▶ Requirements
Locate each line holding the string "this" and copy it.

(Collection entries)
□ □ □ □ □

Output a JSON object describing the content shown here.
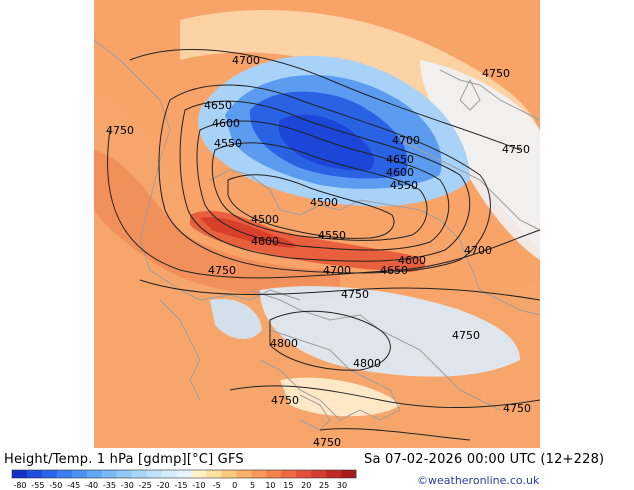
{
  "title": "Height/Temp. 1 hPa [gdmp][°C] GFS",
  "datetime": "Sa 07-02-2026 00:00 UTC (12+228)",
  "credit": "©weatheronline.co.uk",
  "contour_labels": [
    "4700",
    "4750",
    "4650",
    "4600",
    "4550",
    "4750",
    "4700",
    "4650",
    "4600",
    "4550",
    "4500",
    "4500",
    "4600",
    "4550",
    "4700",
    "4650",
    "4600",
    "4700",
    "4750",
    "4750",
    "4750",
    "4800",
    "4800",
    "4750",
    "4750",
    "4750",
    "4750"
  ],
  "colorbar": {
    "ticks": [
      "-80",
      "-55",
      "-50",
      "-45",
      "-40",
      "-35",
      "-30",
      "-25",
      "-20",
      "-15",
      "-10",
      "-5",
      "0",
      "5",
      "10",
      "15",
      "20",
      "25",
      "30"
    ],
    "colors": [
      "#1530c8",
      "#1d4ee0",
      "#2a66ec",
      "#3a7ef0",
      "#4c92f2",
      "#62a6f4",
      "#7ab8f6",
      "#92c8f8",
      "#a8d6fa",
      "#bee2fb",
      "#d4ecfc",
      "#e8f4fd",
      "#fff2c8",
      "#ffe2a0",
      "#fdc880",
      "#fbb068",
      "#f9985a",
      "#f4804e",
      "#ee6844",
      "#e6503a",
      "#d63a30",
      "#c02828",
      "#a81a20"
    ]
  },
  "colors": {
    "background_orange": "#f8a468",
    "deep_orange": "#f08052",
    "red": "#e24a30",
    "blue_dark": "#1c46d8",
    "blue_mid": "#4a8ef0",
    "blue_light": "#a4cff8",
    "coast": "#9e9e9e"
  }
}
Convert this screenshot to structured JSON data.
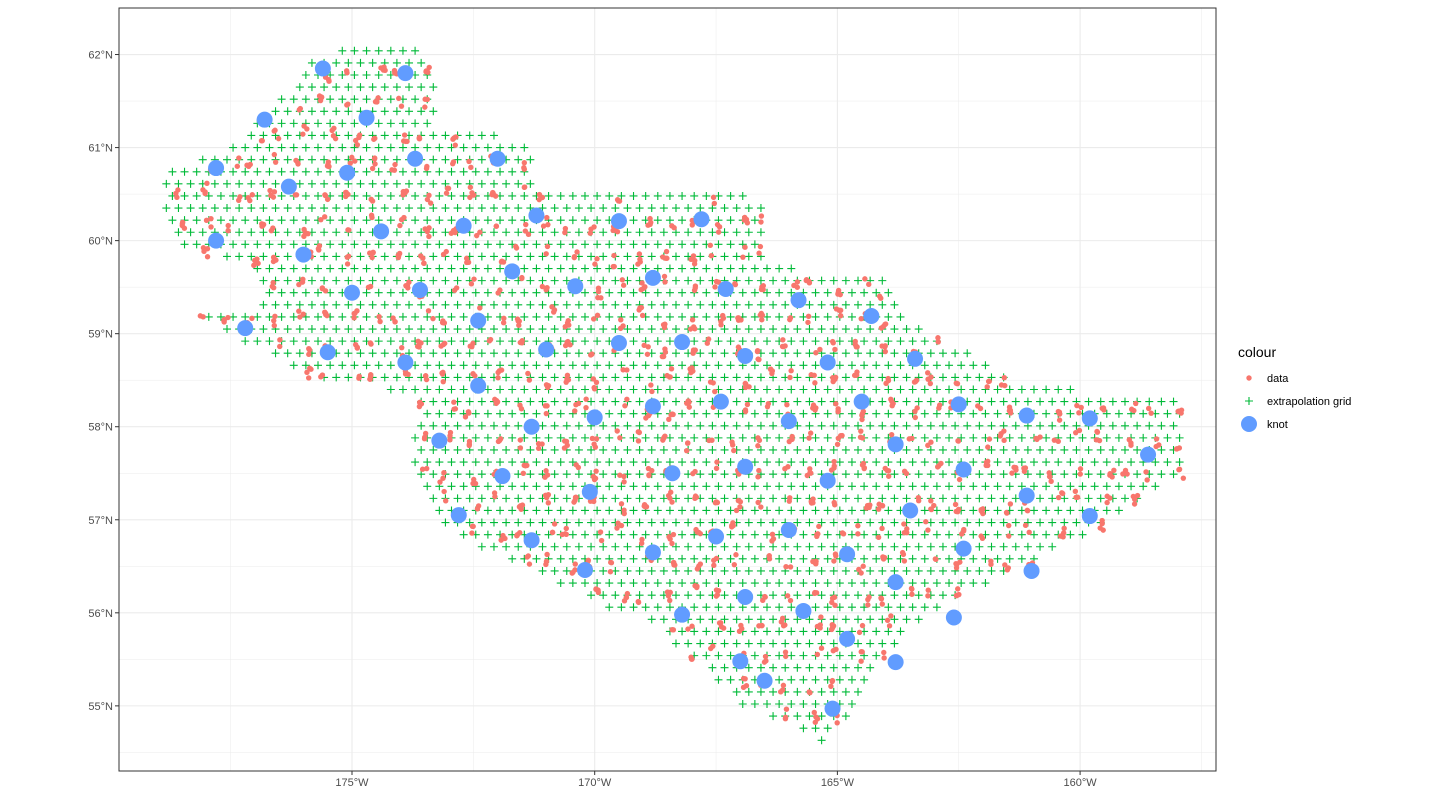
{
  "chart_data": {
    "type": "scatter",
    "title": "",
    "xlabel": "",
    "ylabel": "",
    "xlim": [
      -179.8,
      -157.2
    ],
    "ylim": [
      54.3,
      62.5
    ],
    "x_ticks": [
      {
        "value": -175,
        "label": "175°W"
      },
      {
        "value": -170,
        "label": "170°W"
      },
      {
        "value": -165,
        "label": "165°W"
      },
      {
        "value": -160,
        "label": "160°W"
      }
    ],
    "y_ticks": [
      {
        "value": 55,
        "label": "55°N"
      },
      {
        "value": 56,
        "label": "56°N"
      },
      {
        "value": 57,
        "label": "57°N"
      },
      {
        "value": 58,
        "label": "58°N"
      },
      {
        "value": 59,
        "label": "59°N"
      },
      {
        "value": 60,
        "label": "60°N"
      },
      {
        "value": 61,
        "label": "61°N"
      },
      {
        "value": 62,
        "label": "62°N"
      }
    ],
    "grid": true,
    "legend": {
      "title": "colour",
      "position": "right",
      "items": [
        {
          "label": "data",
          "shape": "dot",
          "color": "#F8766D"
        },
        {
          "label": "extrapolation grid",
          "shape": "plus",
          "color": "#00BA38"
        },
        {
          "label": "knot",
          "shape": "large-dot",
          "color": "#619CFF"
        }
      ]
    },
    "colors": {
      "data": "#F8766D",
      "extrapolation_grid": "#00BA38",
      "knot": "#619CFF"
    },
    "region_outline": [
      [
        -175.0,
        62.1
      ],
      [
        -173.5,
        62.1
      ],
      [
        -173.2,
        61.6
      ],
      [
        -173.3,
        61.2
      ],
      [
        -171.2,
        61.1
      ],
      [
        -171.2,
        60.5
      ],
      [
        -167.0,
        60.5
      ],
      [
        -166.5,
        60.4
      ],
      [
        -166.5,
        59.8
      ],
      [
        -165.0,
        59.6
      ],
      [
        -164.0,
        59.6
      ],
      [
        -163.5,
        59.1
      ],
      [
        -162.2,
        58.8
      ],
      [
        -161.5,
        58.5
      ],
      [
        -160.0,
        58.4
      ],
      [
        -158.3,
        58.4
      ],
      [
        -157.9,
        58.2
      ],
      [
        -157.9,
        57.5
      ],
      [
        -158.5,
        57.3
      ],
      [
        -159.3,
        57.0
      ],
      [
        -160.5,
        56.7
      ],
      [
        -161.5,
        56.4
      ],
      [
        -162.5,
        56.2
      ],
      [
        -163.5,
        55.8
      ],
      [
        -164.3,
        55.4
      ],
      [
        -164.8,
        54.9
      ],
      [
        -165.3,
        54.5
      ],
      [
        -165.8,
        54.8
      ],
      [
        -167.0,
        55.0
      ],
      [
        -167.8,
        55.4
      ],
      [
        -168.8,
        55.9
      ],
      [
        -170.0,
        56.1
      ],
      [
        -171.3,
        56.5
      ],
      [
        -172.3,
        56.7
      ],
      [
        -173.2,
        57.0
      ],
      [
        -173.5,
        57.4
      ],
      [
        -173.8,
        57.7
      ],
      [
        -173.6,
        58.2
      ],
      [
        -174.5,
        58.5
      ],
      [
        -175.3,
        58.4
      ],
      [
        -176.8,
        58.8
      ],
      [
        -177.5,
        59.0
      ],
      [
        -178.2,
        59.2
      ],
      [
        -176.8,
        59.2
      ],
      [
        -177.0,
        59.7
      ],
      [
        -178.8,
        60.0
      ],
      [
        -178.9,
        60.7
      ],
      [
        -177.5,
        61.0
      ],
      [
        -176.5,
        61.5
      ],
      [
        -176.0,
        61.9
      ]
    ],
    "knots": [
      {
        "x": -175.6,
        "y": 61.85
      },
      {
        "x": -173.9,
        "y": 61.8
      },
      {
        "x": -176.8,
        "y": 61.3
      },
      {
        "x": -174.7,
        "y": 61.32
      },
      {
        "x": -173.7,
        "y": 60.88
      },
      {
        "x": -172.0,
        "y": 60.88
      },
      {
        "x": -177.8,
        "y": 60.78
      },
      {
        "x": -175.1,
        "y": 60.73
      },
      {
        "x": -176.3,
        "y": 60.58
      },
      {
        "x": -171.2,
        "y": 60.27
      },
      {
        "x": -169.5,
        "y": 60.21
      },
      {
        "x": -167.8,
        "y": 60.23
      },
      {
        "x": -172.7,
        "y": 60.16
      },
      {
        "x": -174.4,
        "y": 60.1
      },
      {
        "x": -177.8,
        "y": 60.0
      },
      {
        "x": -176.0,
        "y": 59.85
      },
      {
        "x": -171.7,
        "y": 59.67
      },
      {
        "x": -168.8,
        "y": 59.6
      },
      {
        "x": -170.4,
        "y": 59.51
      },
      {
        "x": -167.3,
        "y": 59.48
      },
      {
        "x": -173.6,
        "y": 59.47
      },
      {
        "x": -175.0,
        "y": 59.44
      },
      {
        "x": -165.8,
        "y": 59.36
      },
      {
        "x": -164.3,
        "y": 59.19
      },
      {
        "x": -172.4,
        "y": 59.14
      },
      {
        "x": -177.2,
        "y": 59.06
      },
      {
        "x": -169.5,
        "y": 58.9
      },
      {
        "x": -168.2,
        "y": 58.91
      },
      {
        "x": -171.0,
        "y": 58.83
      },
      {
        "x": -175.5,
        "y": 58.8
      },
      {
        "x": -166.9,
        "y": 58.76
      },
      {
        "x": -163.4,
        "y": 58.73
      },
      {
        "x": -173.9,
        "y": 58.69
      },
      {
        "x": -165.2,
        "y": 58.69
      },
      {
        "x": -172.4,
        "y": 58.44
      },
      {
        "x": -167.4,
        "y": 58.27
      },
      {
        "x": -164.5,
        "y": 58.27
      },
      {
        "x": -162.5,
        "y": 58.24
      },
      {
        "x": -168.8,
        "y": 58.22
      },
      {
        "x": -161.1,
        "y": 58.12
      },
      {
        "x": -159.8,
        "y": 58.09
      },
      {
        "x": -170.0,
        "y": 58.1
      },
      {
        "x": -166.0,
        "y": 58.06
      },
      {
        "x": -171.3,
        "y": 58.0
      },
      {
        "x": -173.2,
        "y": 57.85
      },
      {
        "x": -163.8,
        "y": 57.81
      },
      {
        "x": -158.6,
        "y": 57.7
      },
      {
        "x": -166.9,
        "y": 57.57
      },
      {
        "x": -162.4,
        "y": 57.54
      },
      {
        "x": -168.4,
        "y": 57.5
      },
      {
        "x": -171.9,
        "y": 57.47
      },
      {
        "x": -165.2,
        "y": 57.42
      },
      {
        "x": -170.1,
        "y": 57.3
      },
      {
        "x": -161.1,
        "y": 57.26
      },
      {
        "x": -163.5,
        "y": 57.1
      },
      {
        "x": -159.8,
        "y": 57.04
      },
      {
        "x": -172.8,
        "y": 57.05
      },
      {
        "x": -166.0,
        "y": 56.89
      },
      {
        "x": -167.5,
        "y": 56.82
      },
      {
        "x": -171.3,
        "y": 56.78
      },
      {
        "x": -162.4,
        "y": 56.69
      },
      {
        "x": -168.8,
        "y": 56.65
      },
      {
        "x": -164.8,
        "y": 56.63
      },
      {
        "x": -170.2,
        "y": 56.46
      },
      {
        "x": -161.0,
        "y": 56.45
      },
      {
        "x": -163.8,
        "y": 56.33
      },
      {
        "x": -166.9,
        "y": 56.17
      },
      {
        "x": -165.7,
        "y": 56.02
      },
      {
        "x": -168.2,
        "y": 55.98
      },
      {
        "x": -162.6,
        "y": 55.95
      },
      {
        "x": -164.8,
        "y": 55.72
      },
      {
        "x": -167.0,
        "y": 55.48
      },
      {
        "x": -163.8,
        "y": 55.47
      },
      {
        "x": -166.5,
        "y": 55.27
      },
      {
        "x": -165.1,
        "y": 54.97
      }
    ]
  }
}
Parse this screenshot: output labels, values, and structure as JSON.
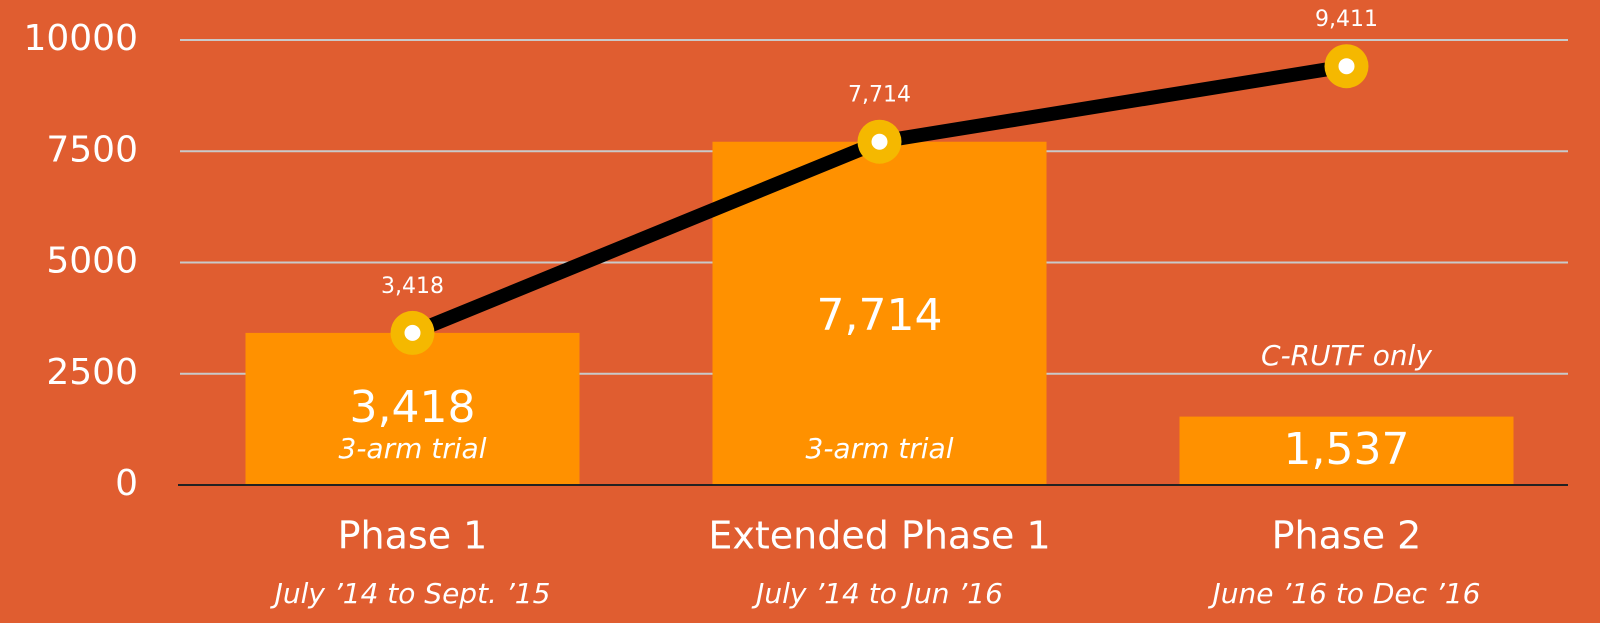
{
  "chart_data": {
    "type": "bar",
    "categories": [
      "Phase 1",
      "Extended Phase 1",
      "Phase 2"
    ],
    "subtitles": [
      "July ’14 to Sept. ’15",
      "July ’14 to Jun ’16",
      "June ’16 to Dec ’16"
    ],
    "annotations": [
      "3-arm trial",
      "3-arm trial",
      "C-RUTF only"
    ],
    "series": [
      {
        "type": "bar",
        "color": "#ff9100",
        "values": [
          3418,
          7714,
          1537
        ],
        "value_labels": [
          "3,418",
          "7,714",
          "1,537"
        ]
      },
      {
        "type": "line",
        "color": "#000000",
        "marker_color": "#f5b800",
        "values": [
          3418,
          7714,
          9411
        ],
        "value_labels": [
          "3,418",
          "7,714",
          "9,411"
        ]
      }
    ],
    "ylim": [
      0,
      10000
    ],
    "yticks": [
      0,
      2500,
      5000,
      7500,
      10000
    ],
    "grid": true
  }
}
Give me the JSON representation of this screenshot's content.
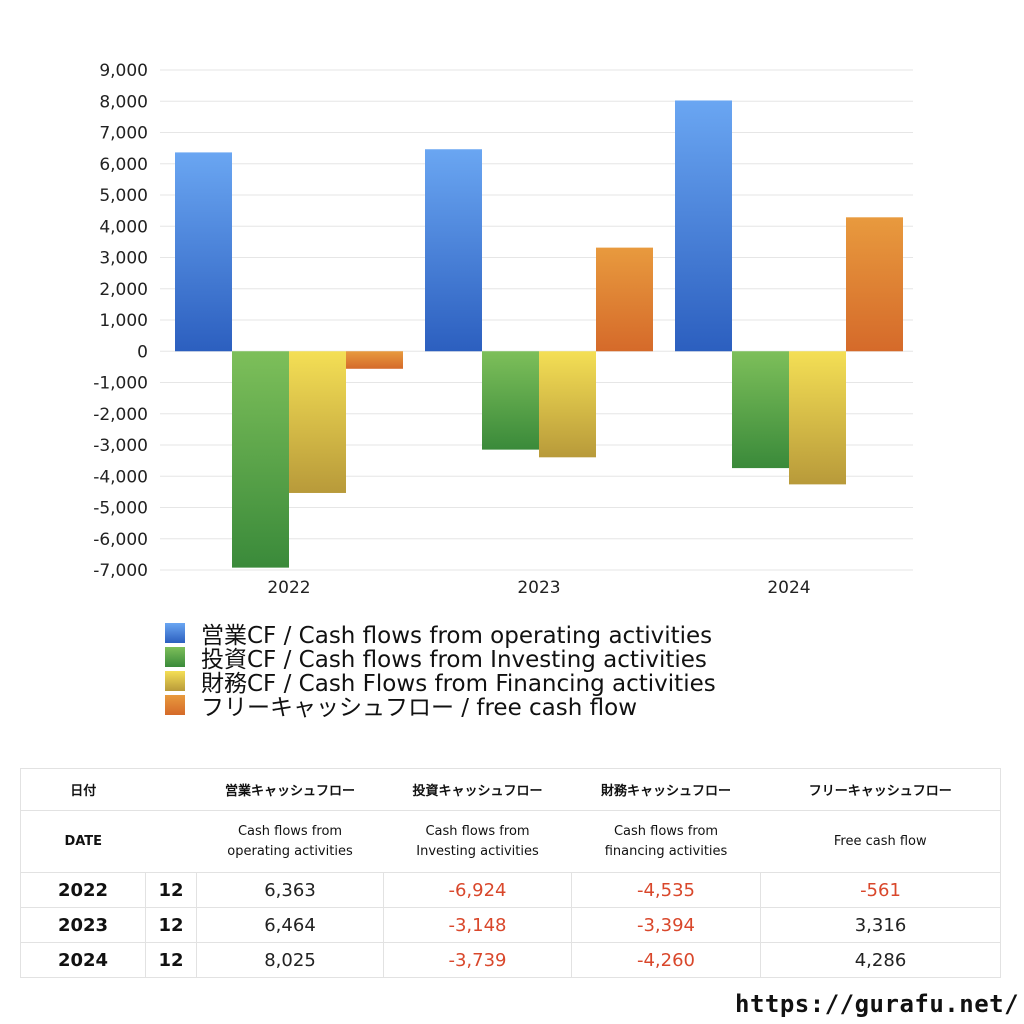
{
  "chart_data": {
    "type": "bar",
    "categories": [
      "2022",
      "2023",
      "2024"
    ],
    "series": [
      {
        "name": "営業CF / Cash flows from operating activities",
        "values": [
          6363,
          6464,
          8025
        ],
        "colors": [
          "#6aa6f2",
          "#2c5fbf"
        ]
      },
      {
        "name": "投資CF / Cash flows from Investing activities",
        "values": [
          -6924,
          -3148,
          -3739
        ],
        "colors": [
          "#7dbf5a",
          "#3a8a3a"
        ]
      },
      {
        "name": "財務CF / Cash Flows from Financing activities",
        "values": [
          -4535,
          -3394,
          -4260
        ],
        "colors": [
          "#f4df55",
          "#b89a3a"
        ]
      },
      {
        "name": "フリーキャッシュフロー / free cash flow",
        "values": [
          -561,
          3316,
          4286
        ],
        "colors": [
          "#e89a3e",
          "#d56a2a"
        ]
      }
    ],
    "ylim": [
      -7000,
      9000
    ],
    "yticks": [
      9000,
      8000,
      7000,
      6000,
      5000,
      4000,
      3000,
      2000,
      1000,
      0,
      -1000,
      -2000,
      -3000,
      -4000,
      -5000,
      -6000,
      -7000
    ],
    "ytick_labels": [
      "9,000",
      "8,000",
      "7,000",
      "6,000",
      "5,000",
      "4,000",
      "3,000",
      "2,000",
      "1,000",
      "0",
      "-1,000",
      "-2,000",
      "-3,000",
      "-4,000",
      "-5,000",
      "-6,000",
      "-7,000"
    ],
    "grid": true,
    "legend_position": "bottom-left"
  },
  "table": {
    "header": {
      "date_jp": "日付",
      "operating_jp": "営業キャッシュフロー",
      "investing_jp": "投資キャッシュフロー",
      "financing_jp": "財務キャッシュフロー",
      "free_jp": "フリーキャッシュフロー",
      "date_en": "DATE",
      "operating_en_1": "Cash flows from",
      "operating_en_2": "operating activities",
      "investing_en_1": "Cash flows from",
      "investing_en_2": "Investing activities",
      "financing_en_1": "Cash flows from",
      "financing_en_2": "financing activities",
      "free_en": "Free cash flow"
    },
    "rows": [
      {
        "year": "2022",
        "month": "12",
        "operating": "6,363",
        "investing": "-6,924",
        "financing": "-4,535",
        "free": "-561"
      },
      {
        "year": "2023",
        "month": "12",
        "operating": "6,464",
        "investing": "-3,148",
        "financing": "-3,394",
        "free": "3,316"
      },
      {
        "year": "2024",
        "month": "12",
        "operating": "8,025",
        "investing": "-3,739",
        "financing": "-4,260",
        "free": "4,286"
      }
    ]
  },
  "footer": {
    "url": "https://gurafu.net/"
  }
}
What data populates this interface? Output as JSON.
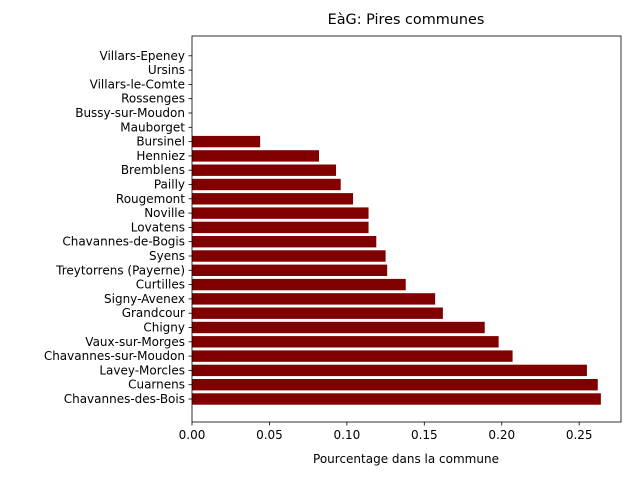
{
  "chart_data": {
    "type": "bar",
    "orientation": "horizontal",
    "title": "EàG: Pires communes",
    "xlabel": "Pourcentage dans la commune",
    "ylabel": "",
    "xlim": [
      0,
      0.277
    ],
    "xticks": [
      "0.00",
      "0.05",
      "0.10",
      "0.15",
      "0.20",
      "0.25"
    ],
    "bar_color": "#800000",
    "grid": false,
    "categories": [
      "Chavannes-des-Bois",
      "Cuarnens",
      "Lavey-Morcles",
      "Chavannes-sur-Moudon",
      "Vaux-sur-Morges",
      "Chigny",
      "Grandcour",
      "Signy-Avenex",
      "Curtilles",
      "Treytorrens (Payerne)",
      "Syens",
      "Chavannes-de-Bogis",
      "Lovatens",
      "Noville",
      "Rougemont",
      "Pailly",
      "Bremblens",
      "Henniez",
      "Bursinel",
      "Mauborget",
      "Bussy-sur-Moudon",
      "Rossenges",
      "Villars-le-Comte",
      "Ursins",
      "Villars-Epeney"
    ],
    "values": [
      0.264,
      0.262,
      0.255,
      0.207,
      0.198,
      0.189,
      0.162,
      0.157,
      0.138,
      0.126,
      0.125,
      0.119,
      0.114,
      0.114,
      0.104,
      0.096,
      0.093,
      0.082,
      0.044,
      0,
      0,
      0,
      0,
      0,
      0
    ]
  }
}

□ □ □ □ □

▶ The completed task
Convert this screenshot to structured JSON data.
Parse this screenshot: output labels, values, and structure as JSON.
Give me the JSON representation of this screenshot's content.
What data populates this interface? Output as JSON.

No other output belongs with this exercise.